» STATED GOAL:
Scan the data beneath this task and copy each line that includes "test".

» AVAILABLE DATA:
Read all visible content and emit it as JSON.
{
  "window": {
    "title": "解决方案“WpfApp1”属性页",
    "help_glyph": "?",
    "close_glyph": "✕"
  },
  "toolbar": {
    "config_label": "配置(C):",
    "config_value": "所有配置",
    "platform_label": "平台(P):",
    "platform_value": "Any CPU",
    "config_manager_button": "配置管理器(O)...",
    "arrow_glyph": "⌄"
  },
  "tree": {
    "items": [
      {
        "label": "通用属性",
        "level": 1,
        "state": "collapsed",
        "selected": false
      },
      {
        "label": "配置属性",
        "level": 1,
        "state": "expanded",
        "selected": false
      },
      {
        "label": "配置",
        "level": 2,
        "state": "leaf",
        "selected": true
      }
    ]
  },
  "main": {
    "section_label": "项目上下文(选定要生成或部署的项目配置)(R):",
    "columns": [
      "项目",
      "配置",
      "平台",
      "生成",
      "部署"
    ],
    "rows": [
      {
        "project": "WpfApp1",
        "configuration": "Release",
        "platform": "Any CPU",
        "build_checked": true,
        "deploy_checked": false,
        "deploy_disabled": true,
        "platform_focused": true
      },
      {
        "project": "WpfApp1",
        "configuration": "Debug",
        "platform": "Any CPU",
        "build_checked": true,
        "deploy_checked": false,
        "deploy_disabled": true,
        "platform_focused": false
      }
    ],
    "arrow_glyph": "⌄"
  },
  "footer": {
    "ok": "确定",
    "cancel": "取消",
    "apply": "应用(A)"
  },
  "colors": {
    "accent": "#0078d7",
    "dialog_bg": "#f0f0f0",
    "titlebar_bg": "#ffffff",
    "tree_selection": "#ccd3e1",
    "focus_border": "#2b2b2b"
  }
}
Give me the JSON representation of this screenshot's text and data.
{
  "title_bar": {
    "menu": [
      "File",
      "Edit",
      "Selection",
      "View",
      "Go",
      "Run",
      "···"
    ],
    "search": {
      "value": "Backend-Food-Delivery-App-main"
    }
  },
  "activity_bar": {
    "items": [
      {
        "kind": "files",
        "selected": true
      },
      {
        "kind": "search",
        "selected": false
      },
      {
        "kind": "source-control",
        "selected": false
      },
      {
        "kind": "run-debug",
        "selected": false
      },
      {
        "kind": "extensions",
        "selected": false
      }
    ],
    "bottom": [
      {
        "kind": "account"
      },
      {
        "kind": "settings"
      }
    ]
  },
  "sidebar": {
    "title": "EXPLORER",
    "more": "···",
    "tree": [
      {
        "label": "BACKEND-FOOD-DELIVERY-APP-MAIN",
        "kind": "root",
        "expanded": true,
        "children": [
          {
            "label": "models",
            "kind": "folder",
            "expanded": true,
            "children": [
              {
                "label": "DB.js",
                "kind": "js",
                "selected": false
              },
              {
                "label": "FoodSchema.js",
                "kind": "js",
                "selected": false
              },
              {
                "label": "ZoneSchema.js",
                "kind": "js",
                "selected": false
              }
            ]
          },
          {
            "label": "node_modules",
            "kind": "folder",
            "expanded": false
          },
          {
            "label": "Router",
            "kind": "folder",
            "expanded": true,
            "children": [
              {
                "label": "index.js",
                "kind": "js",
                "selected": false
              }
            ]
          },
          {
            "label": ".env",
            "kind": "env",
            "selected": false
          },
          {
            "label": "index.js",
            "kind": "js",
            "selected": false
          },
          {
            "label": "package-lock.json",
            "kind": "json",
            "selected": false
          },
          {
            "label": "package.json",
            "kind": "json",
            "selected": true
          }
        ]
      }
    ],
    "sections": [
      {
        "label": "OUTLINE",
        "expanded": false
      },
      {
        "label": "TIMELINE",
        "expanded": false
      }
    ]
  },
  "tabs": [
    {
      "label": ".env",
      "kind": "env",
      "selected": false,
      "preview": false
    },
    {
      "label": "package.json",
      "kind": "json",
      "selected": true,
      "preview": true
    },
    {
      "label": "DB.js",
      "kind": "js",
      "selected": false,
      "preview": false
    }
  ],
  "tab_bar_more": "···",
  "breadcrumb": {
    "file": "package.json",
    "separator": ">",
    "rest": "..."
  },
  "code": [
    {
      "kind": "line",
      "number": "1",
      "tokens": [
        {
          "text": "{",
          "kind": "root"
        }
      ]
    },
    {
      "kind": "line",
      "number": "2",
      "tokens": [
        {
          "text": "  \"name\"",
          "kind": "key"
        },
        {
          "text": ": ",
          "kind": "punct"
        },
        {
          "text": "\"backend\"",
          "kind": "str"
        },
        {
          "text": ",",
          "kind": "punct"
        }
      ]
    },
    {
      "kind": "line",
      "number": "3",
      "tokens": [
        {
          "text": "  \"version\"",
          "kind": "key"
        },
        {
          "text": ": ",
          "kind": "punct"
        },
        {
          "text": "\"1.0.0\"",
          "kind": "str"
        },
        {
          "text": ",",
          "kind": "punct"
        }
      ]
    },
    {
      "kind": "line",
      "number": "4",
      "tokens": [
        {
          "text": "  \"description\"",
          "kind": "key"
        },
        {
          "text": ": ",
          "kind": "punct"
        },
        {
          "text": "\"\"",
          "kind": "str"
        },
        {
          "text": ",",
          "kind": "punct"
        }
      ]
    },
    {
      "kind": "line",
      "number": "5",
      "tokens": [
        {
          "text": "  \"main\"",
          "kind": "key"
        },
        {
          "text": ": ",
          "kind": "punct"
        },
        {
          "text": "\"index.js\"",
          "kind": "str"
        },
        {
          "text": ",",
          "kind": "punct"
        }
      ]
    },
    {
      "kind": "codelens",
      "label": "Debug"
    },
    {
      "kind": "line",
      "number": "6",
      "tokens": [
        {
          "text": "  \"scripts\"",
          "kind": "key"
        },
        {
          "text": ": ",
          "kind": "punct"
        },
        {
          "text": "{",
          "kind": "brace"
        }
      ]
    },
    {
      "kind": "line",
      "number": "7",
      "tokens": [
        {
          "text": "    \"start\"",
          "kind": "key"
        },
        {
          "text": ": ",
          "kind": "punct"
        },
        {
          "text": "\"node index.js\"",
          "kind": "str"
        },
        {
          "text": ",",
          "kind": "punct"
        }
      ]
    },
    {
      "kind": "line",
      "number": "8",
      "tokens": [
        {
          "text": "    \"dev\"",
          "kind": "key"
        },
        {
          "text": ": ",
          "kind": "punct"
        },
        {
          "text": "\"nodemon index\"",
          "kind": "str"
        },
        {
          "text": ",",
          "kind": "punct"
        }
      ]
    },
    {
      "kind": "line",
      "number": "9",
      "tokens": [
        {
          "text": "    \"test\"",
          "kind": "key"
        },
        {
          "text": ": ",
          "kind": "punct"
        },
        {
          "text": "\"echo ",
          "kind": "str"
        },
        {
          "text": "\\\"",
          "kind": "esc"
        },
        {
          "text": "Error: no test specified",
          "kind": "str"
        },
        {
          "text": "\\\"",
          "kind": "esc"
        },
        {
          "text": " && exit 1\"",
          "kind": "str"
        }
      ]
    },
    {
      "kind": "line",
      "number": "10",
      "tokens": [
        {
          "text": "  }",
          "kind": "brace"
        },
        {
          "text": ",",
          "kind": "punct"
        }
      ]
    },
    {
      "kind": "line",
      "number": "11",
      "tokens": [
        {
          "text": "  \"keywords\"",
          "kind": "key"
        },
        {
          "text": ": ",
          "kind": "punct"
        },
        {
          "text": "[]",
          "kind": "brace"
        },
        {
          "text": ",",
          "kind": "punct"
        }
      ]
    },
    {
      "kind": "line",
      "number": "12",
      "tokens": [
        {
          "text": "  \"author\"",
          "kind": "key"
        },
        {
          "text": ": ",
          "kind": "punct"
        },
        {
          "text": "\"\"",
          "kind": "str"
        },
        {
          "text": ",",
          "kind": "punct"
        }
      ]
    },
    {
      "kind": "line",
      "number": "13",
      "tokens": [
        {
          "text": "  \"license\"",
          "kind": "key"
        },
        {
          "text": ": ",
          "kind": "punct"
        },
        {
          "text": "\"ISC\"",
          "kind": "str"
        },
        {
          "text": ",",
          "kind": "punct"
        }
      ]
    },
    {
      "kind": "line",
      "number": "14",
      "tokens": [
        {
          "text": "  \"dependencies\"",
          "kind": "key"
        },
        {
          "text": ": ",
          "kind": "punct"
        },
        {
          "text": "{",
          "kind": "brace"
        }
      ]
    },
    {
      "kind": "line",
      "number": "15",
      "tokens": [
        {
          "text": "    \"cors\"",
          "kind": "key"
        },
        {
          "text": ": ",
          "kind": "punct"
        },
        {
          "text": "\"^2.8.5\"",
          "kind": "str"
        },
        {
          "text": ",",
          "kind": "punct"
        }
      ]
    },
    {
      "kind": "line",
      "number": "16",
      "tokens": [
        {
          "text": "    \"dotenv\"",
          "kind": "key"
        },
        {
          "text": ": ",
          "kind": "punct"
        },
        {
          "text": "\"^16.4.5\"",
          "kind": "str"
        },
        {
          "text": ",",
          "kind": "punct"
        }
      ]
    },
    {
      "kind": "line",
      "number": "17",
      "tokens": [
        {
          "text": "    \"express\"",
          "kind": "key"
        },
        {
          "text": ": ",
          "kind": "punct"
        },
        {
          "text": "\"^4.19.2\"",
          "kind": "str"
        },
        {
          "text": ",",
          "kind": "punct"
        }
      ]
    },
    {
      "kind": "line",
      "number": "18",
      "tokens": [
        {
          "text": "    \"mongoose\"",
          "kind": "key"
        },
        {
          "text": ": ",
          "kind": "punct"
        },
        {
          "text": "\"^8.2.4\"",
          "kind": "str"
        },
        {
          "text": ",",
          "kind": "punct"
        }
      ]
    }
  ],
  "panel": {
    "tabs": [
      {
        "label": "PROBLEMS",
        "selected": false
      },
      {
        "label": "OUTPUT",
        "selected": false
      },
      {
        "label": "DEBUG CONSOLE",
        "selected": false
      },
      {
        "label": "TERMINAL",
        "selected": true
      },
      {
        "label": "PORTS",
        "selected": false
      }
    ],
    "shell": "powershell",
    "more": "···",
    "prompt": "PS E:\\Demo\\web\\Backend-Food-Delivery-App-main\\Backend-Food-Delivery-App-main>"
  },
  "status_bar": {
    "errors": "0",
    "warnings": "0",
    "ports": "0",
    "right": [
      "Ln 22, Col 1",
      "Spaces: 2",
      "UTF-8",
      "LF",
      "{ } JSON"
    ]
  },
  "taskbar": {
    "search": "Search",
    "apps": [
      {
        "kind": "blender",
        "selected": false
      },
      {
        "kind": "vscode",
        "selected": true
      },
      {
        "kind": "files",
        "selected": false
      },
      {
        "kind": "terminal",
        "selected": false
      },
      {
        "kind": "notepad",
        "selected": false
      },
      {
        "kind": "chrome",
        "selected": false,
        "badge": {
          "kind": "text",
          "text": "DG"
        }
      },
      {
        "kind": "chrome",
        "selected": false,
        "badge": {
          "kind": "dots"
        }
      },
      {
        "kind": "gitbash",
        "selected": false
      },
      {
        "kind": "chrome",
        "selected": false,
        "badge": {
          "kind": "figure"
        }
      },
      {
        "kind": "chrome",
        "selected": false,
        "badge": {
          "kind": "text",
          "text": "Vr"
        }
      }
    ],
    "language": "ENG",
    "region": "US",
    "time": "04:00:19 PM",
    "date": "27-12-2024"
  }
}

» ANSWER TO THIS TASK:
          "text": "    \"test\"",
          "text": "Error: no test specified",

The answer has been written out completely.